**What the task asks:**
Pick out the lines below that contain the string "一个动能为" and copy them all.

— Start —

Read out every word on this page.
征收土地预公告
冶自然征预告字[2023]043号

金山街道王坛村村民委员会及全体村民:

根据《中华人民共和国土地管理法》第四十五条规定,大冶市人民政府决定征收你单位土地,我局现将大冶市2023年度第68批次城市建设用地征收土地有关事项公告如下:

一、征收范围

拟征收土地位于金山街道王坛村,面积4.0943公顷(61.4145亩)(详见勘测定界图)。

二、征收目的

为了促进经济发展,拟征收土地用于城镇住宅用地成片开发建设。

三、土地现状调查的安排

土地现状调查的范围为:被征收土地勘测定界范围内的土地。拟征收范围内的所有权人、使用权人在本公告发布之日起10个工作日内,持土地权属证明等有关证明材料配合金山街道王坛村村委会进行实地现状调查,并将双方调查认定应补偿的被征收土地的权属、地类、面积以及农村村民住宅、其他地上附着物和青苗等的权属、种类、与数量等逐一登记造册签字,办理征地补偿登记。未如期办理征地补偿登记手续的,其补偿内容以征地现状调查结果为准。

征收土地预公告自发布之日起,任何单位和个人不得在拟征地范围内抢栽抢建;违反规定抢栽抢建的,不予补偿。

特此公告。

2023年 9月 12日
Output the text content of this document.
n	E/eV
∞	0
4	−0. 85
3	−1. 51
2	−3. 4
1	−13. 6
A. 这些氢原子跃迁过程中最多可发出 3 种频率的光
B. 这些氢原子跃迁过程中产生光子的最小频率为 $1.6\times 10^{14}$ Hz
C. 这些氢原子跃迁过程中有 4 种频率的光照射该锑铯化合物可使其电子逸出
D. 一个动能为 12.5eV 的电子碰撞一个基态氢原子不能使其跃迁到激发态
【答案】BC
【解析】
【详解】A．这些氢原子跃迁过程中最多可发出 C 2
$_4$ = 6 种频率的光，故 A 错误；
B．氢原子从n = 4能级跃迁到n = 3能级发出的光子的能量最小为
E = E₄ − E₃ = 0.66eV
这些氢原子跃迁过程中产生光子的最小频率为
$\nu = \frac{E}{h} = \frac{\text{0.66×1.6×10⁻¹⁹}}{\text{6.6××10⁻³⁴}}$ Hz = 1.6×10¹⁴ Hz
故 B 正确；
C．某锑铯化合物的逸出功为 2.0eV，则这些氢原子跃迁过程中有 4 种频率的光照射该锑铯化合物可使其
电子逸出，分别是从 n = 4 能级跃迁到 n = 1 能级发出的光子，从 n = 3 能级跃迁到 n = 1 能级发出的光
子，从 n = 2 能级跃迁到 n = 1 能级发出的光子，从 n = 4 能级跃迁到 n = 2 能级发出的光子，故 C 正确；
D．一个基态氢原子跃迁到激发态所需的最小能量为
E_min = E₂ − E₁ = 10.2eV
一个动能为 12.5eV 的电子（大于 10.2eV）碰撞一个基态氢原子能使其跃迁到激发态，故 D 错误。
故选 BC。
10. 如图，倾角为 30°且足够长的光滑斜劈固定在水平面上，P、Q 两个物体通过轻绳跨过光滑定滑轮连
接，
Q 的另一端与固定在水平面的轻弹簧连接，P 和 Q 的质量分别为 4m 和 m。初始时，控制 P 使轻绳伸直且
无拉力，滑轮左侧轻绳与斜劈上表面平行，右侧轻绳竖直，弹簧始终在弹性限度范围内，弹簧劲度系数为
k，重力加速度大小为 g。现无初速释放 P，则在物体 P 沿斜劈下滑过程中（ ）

— End —

**Result of this task:**
D. 一个动能为 12.5eV 的电子碰撞一个基态氢原子不能使其跃迁到激发态
一个动能为 12.5eV 的电子（大于 10.2eV）碰撞一个基态氢原子能使其跃迁到激发态，故 D 错误。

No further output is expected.